■ **EXERCISE BRIEF**: Reproduce the following article on hospital design for imaging word for word, from its first line to its last.

Volume 16 - Issue 2, 2016 - Cover Story

Design for Imaging

‘Making It Work’ vs. ‘Making It Fit’

 

When it comes to design and construction, understanding a hospital’s ongoing needs is “the single most essential piece”. That is why siting imaging equipment often gets left to the last consideration, because the technical criteria have more objective answers. So, although ‘making it fit’ is rarely a problem, the more important goal will always be ‘making it work, well’.

 

US Guidelines on MRI Suite Design and Safety

 

The most frequently used design standard in the US is the Facilities Guidelines Institute (FGI) “Guidelines” publication that covers all aspects of hospital design (not just imaging), and is updated every four years. I had been a subject matter expert on the imaging sections for the last two editions (2010 and 2014), and I am currently serving as a full committee member working on what will be the 2018 edition.

 

Imaging, in general, has been a challenge for FGI as the technology has been moving so quickly, particularly when compared with a four-year process for re-releases of the ‘Guidelines’ books. The perfect examples of these are the two comparatively new ‘hybrids’ – hybrid modalities (e.g. PET/CT, PET/MR) and hybrid operating rooms (ORs).

 

Hybrid ORs (pairing imaging with surgery) aren’t an entirely new concept, but the depth and breadth of image-enabled procedures has grown substantially in the last ten years. If the line that separated intervention from surgery was blurry before, it is almost obliterated now. Today, it is impractical to define interventional rooms by a room name (‘cardiac catheterisation lab’, ‘interventional radiology room’, etc.), without defining what types of procedures might occur within. The level of intervention now capable in an ‘interventional suite’ is really akin to what would have been done exclusively in a surgical theatre ten years ago, making the prospective discussion of what types of procedures will be performed, and how the hospital will handle complications, essential initial planning tools.

■ **DATASET EXCERPTS**:
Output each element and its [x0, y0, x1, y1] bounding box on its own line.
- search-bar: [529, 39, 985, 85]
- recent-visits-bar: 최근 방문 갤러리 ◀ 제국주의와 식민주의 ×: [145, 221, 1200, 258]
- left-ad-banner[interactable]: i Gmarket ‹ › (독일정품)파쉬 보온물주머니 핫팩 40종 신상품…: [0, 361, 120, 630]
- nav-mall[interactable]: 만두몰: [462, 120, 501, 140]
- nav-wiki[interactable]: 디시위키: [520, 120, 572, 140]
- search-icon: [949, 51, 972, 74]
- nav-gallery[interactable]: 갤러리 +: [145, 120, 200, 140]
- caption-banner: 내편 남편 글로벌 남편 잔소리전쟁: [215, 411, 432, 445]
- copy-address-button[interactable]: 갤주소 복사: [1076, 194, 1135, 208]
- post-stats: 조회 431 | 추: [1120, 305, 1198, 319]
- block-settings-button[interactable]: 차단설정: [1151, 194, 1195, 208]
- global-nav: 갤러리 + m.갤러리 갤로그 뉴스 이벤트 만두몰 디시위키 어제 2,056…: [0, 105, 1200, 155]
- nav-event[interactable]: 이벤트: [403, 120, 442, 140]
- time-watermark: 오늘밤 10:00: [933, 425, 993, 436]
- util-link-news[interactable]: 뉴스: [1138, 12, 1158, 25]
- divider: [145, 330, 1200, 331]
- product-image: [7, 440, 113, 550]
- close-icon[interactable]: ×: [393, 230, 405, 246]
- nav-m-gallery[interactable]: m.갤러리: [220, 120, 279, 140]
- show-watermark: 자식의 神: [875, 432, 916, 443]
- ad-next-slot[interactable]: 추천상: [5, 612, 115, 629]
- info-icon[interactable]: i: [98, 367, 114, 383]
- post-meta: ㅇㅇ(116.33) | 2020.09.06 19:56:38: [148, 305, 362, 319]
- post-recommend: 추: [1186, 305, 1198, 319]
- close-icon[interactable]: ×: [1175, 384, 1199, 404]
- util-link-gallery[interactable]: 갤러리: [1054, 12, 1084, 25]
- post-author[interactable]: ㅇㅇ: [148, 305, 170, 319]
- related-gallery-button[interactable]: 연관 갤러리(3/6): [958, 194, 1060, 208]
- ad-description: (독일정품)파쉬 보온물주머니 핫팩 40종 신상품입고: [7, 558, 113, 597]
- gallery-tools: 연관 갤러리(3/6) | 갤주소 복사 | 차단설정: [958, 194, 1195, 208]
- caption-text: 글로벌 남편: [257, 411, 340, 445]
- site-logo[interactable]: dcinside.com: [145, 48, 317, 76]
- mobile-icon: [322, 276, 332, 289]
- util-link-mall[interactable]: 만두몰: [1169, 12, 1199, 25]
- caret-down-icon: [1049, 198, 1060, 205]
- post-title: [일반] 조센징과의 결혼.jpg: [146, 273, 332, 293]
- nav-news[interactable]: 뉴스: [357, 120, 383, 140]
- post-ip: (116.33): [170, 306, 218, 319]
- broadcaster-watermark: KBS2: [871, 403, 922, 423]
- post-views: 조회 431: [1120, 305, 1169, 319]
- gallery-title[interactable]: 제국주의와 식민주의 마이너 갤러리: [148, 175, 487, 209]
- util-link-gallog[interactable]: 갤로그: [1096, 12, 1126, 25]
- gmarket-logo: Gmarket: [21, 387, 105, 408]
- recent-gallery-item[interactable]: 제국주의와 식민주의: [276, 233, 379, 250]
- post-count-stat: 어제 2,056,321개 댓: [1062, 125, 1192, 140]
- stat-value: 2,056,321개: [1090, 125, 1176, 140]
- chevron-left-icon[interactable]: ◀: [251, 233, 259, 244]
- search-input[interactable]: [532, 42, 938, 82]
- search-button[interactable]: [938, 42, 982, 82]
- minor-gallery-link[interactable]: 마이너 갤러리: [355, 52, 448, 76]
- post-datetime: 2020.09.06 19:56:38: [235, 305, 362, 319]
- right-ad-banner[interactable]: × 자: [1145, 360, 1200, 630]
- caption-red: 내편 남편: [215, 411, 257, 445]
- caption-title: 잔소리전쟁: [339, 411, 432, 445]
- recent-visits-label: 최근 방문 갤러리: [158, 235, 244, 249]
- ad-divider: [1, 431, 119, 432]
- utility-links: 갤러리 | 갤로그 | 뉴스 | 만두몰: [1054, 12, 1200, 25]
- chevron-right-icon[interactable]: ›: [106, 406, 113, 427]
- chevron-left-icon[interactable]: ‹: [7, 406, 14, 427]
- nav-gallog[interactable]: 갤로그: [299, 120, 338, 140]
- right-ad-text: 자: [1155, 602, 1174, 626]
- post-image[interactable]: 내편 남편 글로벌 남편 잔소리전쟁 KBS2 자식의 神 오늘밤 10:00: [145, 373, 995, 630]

■ **ANSWER TO THIS PROBLEM**:
Volume 16 - Issue 2, 2016 - Cover Story

Design for Imaging

‘Making It Work’ vs. ‘Making It Fit’

 

When it comes to design and construction, understanding a hospital’s ongoing needs is “the single most essential piece”. That is why siting imaging equipment often gets left to the last consideration, because the technical criteria have more objective answers. So, although ‘making it fit’ is rarely a problem, the more important goal will always be ‘making it work, well’.

 

US Guidelines on MRI Suite Design and Safety

 

The most frequently used design standard in the US is the Facilities Guidelines Institute (FGI) “Guidelines” publication that covers all aspects of hospital design (not just imaging), and is updated every four years. I had been a subject matter expert on the imaging sections for the last two editions (2010 and 2014), and I am currently serving as a full committee member working on what will be the 2018 edition.

 

Imaging, in general, has been a challenge for FGI as the technology has been moving so quickly, particularly when compared with a four-year process for re-releases of the ‘Guidelines’ books. The perfect examples of these are the two comparatively new ‘hybrids’ – hybrid modalities (e.g. PET/CT, PET/MR) and hybrid operating rooms (ORs).

 

Hybrid ORs (pairing imaging with surgery) aren’t an entirely new concept, but the depth and breadth of image-enabled procedures has grown substantially in the last ten years. If the line that separated intervention from surgery was blurry before, it is almost obliterated now. Today, it is impractical to define interventional rooms by a room name (‘cardiac catheterisation lab’, ‘interventional radiology room’, etc.), without defining what types of procedures might occur within. The level of intervention now capable in an ‘interventional suite’ is really akin to what would have been done exclusively in a surgical theatre ten years ago, making the prospective discussion of what types of procedures will be performed, and how the hospital will handle complications, essential initial planning tools.